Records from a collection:

####

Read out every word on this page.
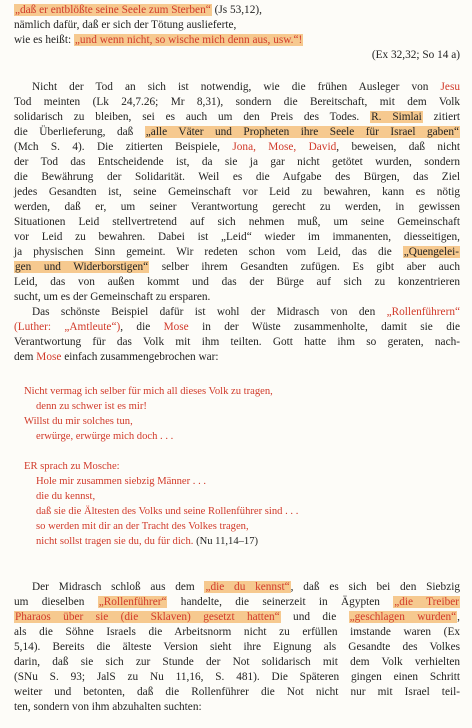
„daß er entblößte seine Seele zum Sterben“ (Js 53,12),
nämlich dafür, daß er sich der Tötung auslieferte,
wie es heißt: „und wenn nicht, so wische mich denn aus, usw.“!
(Ex 32,32; So 14 a)
Nicht der Tod an sich ist notwendig, wie die frühen Ausleger von Jesu
Tod meinten (Lk 24,7.26; Mr 8,31), sondern die Bereitschaft, mit dem Volk
solidarisch zu bleiben, sei es auch um den Preis des Todes. R. Simlai zitiert
die Überlieferung, daß „alle Väter und Propheten ihre Seele für Israel gaben“
(Mch S. 4). Die zitierten Beispiele, Jona, Mose, David, beweisen, daß nicht
der Tod das Entscheidende ist, da sie ja gar nicht getötet wurden, sondern
die Bewährung der Solidarität. Weil es die Aufgabe des Bürgen, das Ziel
jedes Gesandten ist, seine Gemeinschaft vor Leid zu bewahren, kann es nötig
werden, daß er, um seiner Verantwortung gerecht zu werden, in gewissen
Situationen Leid stellvertretend auf sich nehmen muß, um seine Gemeinschaft
vor Leid zu bewahren. Dabei ist „Leid“ wieder im immanenten, diesseitigen,
ja physischen Sinn gemeint. Wir redeten schon vom Leid, das die „Quengelei-
gen und Widerborstigen“ selber ihrem Gesandten zufügen. Es gibt aber auch
Leid, das von außen kommt und das der Bürge auf sich zu konzentrieren
sucht, um es der Gemeinschaft zu ersparen.
Das schönste Beispiel dafür ist wohl der Midrasch von den „Rollenführern“
(Luther: „Amtleute“), die Mose in der Wüste zusammenholte, damit sie die
Verantwortung für das Volk mit ihm teilten. Gott hatte ihm so geraten, nach-
dem Mose einfach zusammengebrochen war:
Nicht vermag ich selber für mich all dieses Volk zu tragen,
denn zu schwer ist es mir!
Willst du mir solches tun,
erwürge, erwürge mich doch . . .
ER sprach zu Mosche:
Hole mir zusammen siebzig Männer . . .
die du kennst,
daß sie die Ältesten des Volks und seine Rollenführer sind . . .
so werden mit dir an der Tracht des Volkes tragen,
nicht sollst tragen sie du, du für dich. (Nu 11,14–17)
Der Midrasch schloß aus dem „die du kennst“, daß es sich bei den Siebzig
um dieselben „Rollenführer“ handelte, die seinerzeit in Ägypten „die Treiber
Pharaos über sie (die Sklaven) gesetzt hatten“ und die „geschlagen wurden“,
als die Söhne Israels die Arbeitsnorm nicht zu erfüllen imstande waren (Ex
5,14). Bereits die älteste Version sieht ihre Eignung als Gesandte des Volkes
darin, daß sie sich zur Stunde der Not solidarisch mit dem Volk verhielten
(SNu S. 93; JalS zu Nu 11,16, S. 481). Die Späteren gingen einen Schritt
weiter und betonten, daß die Rollenführer die Not nicht nur mit Israel teil-
ten, sondern von ihm abzuhalten suchten:
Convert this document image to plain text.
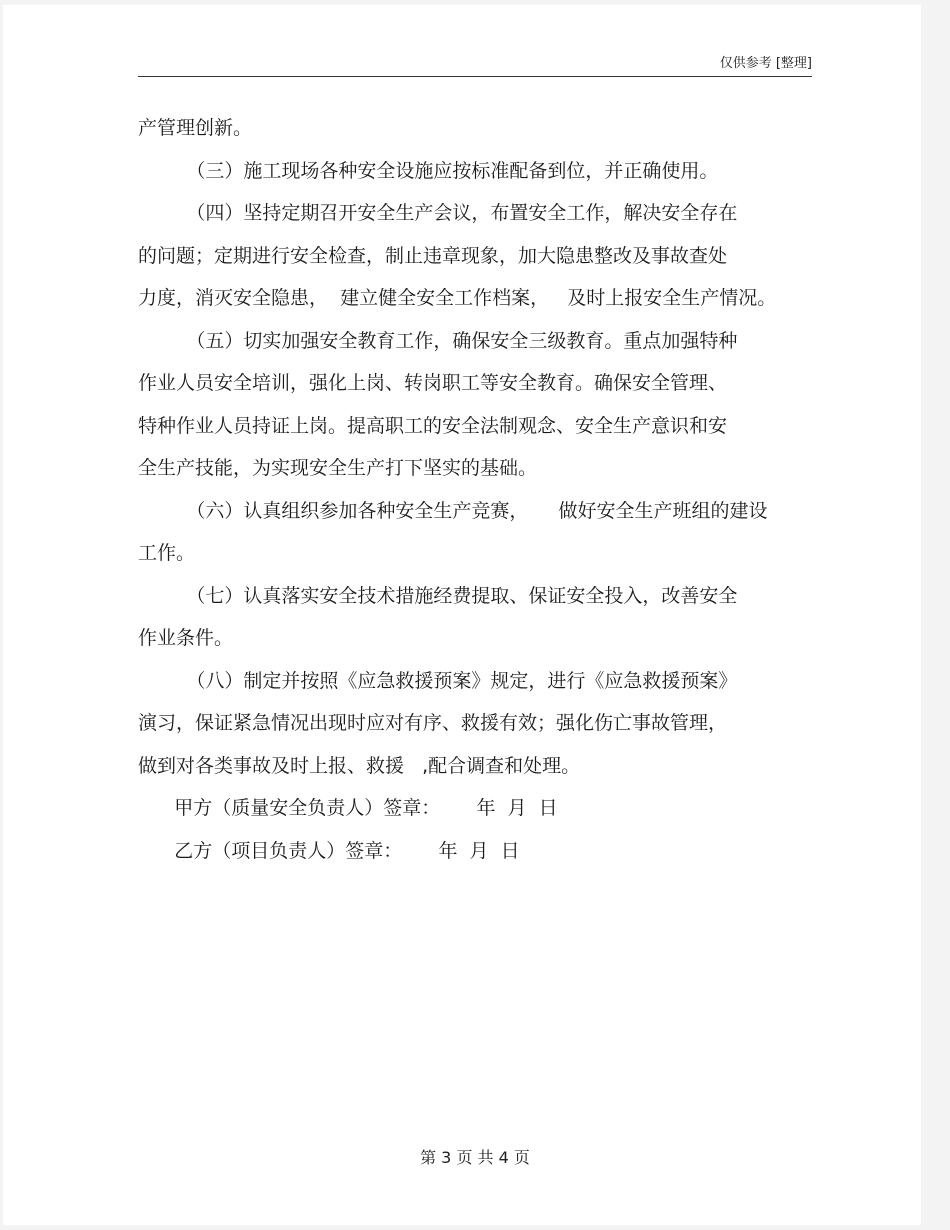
仅供参考 [整理]
产管理创新。
（三）施工现场各种安全设施应按标准配备到位，并正确使用。
（四）坚持定期召开安全生产会议，布置安全工作，解决安全存在
的问题；定期进行安全检查，制止违章现象，加大隐患整改及事故查处
力度，消灭安全隐患，  建立健全安全工作档案，   及时上报安全生产情况。
（五）切实加强安全教育工作，确保安全三级教育。重点加强特种
作业人员安全培训，强化上岗、转岗职工等安全教育。确保安全管理、
特种作业人员持证上岗。提高职工的安全法制观念、安全生产意识和安
全生产技能，为实现安全生产打下坚实的基础。
（六）认真组织参加各种安全生产竞赛，     做好安全生产班组的建设
工作。
（七）认真落实安全技术措施经费提取、保证安全投入，改善安全
作业条件。
（八）制定并按照《应急救援预案》规定，进行《应急救援预案》
演习，保证紧急情况出现时应对有序、救援有效；强化伤亡事故管理，
做到对各类事故及时上报、救援   ,配合调查和处理。
甲方（质量安全负责人）签章：      年  月  日
乙方（项目负责人）签章：      年  月  日
第 3 页 共 4 页
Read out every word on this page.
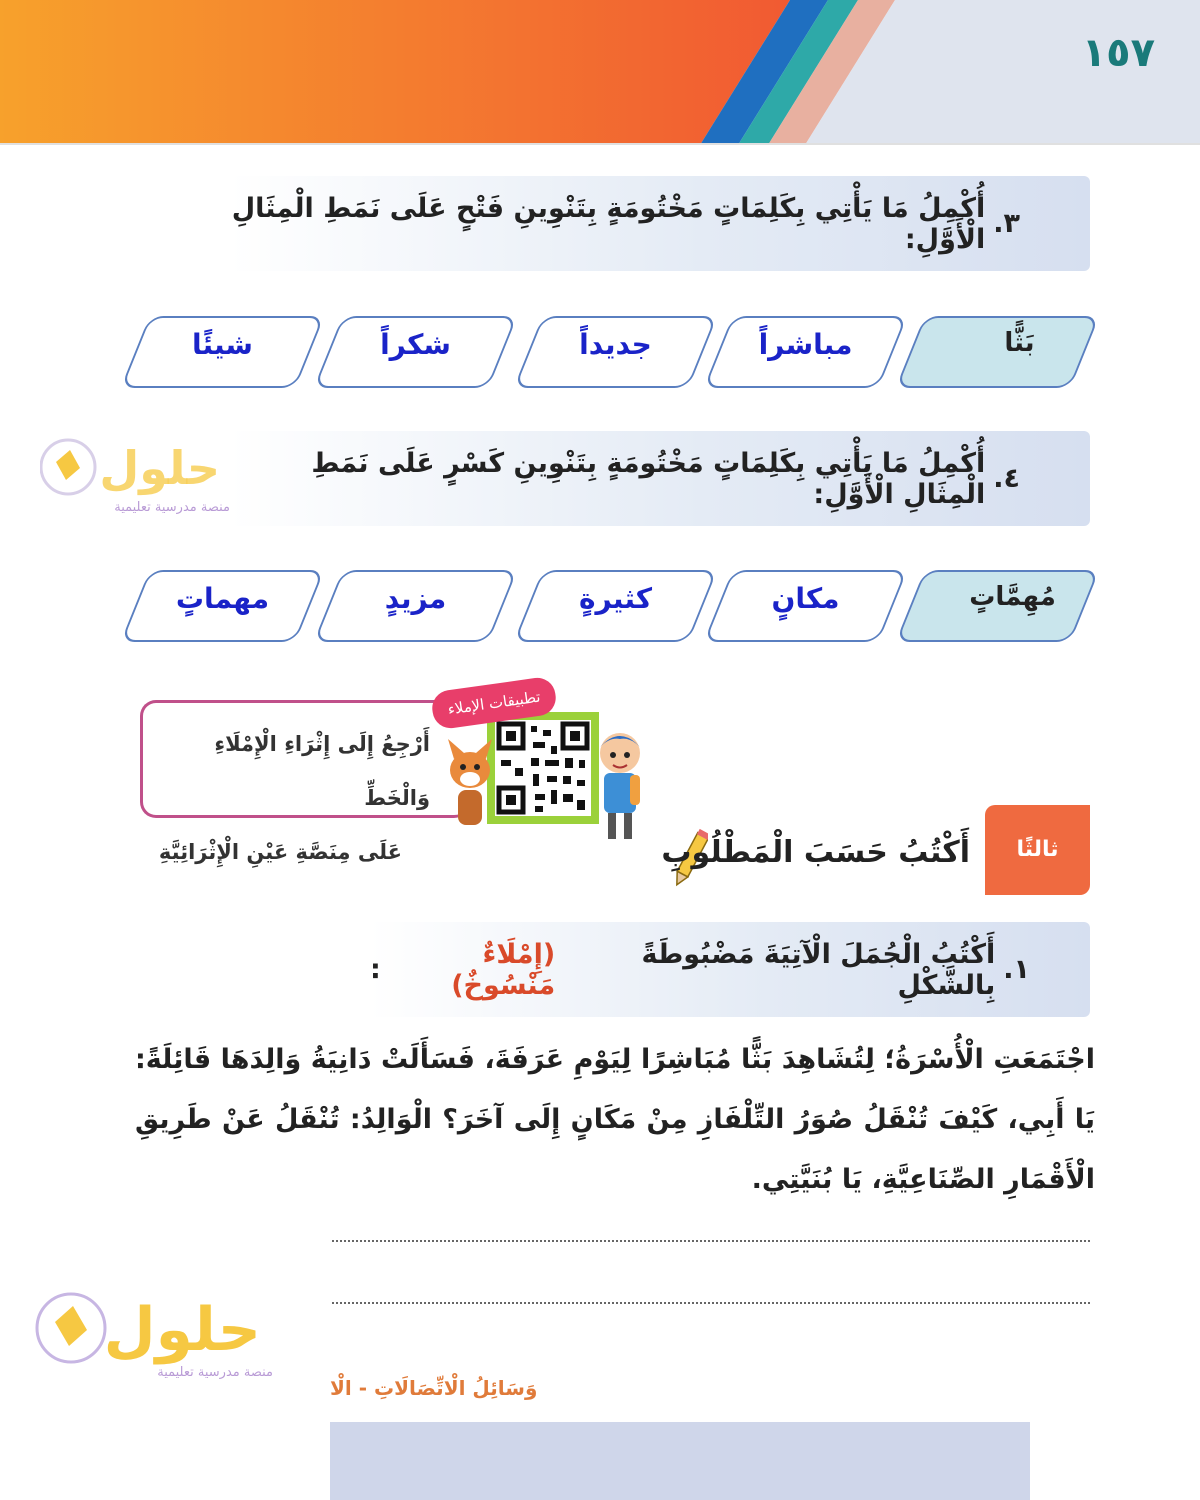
١٥٧
٣.
أُكْمِلُ مَا يَأْتِي بِكَلِمَاتٍ مَخْتُومَةٍ بِتَنْوِينِ فَتْحٍ عَلَى نَمَطِ الْمِثَالِ الْأَوَّلِ:
بَثًّا
مباشراً
جديداً
شكراً
شيئًا
٤.
أُكْمِلُ مَا يَأْتِي بِكَلِمَاتٍ مَخْتُومَةٍ بِتَنْوِينِ كَسْرٍ عَلَى نَمَطِ الْمِثَالِ الْأَوَّلِ:
مُهِمَّاتٍ
مكانٍ
كثيرةٍ
مزيدٍ
مهماتٍ
أَرْجِعُ إِلَى إِثْرَاءِ الْإِمْلَاءِ وَالْخَطِّ
عَلَى مِنَصَّةِ عَيْنِ الْإِثْرَائِيَّةِ
تطبيقات الإملاء
ثالثًا
أَكْتُبُ حَسَبَ الْمَطْلُوبِ
١.
أَكْتُبُ الْجُمَلَ الْآتِيَةَ مَضْبُوطَةً بِالشَّكْلِ
(إِمْلَاءٌ مَنْسُوخٌ)
:
اجْتَمَعَتِ الْأُسْرَةُ؛ لِتُشَاهِدَ بَثًّا مُبَاشِرًا لِيَوْمِ عَرَفَةَ، فَسَأَلَتْ دَانِيَةُ وَالِدَهَا قَائِلَةً: يَا أَبِي، كَيْفَ تُنْقَلُ صُوَرُ التِّلْفَازِ مِنْ مَكَانٍ إِلَى آخَرَ؟ الْوَالِدُ: تُنْقَلُ عَنْ طَرِيقِ الْأَقْمَارِ الصِّنَاعِيَّةِ، يَا بُنَيَّتِي.
حلول
منصة مدرسية تعليمية
حلول
منصة مدرسية تعليمية
وَسَائِلُ الْاتِّصَالَاتِ - الْا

####

To do
Gather up every line from the listing above in which the word "Verantwortung" occurs.

The response
werden, daß er, um seiner Verantwortung gerecht zu werden, in gewissen
Verantwortung für das Volk mit ihm teilten. Gott hatte ihm so geraten, nach-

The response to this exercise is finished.